> [WORK TO BE COMPLETED]:
Only the pictures are omitted; repeat all other data exactly.

# start of SUPPLIED ENTRIES

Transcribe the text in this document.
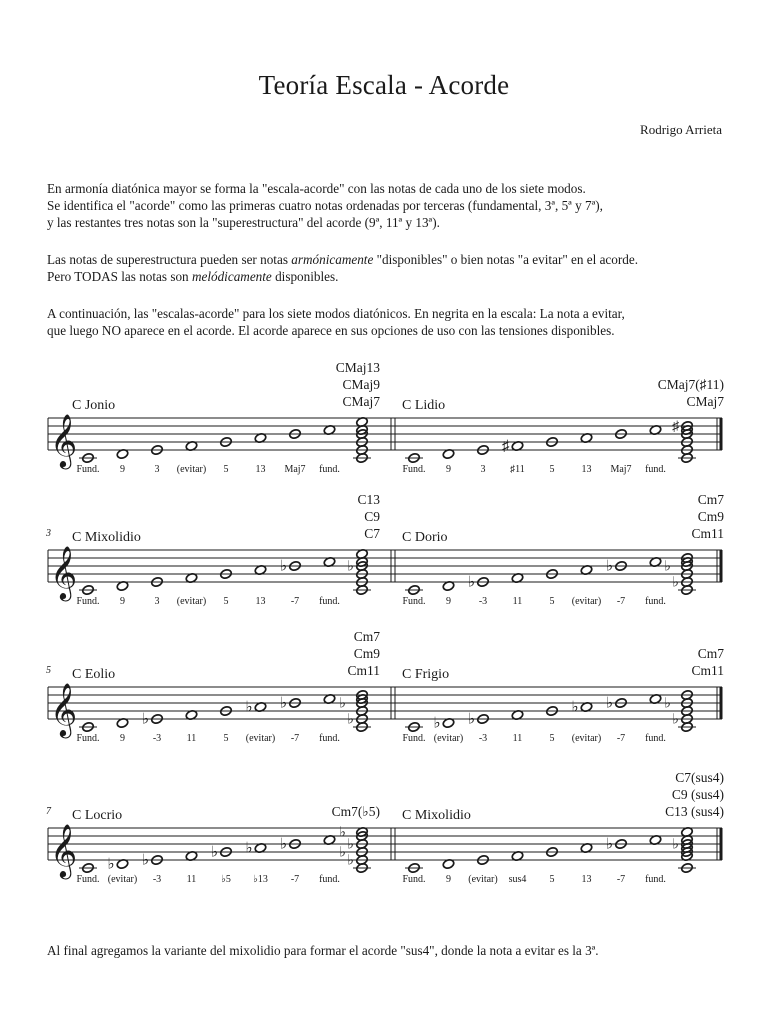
Teoría Escala - Acorde
Rodrigo Arrieta

En armonía diatónica mayor se forma la "escala-acorde" con las notas de cada uno de los siete modos.
Se identifica el "acorde" como las primeras cuatro notas ordenadas por terceras (fundamental, 3ª, 5ª y 7ª),
y las restantes tres notas son la "superestructura" del acorde (9ª, 11ª y 13ª).

Las notas de superestructura pueden ser notas armónicamente "disponibles" o bien notas "a evitar" en el acorde.
Pero TODAS las notas son melódicamente disponibles.

A continuación, las "escalas-acorde" para los siete modos diatónicos. En negrita en la escala: La nota a evitar,
que luego NO aparece en el acorde. El acorde aparece en sus opciones de uso con las tensiones disponibles.

𝄞
C Jonio
CMaj13
CMaj9
CMaj7
Fund. 9	3 (evitar) 5	13 Maj7 fund.
C Lidio
CMaj7(♯11)
CMaj7
♯
Fund. 9	3 ♯11 5	13 Maj7 fund.
♯
𝄞
3 C Mixolidio
C13
C9
C7
♭
Fund. 9	3 (evitar) 5	13	-7 fund.
♭
C Dorio
Cm7
Cm9
Cm11
♭
♭
Fund. 9	-3	11	5 (evitar) -7 fund.
♭
♭
𝄞
5 C Eolio
Cm7
Cm9
Cm11
♭
♭ ♭
Fund. 9	-3	11	5 (evitar) -7 fund.
♭
♭
C Frigio
Cm7
Cm11
♭ ♭
♭ ♭
Fund. (evitar) -3	11	5 (evitar) -7 fund.
♭
♭
𝄞
7 C Locrio	Cm7(♭5)
♭ ♭	♭ ♭ ♭
Fund. (evitar) -3	11 ♭5 ♭13 -7 fund.
♭
♭
♭
♭
C Mixolidio
C7(sus4)
C9 (sus4)
C13 (sus4)
♭
Fund. 9 (evitar) sus4 5	13	-7 fund.
♭

Al final agregamos la variante del mixolidio para formar el acorde "sus4", donde la nota a evitar es la 3ª.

# end of SUPPLIED ENTRIES

> [EXERCISE RESPONSE]:
Transcribe the text in this document.
Teoría Escala - Acorde
Rodrigo Arrieta

En armonía diatónica mayor se forma la "escala-acorde" con las notas de cada uno de los siete modos.
Se identifica el "acorde" como las primeras cuatro notas ordenadas por terceras (fundamental, 3ª, 5ª y 7ª),
y las restantes tres notas son la "superestructura" del acorde (9ª, 11ª y 13ª).

Las notas de superestructura pueden ser notas armónicamente "disponibles" o bien notas "a evitar" en el acorde.
Pero TODAS las notas son melódicamente disponibles.

A continuación, las "escalas-acorde" para los siete modos diatónicos. En negrita en la escala: La nota a evitar,
que luego NO aparece en el acorde. El acorde aparece en sus opciones de uso con las tensiones disponibles.

𝄞
C Jonio
CMaj13
CMaj9
CMaj7
Fund. 9	3 (evitar) 5	13 Maj7 fund.
C Lidio
CMaj7(♯11)
CMaj7
♯
Fund. 9	3 ♯11 5	13 Maj7 fund.
♯
𝄞
3 C Mixolidio
C13
C9
C7
♭
Fund. 9	3 (evitar) 5	13	-7 fund.
♭
C Dorio
Cm7
Cm9
Cm11
♭
♭
Fund. 9	-3	11	5 (evitar) -7 fund.
♭
♭
𝄞
5 C Eolio
Cm7
Cm9
Cm11
♭
♭ ♭
Fund. 9	-3	11	5 (evitar) -7 fund.
♭
♭
C Frigio
Cm7
Cm11
♭ ♭
♭ ♭
Fund. (evitar) -3	11	5 (evitar) -7 fund.
♭
♭
𝄞
7 C Locrio	Cm7(♭5)
♭ ♭	♭ ♭ ♭
Fund. (evitar) -3	11 ♭5 ♭13 -7 fund.
♭
♭
♭
♭
C Mixolidio
C7(sus4)
C9 (sus4)
C13 (sus4)
♭
Fund. 9 (evitar) sus4 5	13	-7 fund.
♭

Al final agregamos la variante del mixolidio para formar el acorde "sus4", donde la nota a evitar es la 3ª.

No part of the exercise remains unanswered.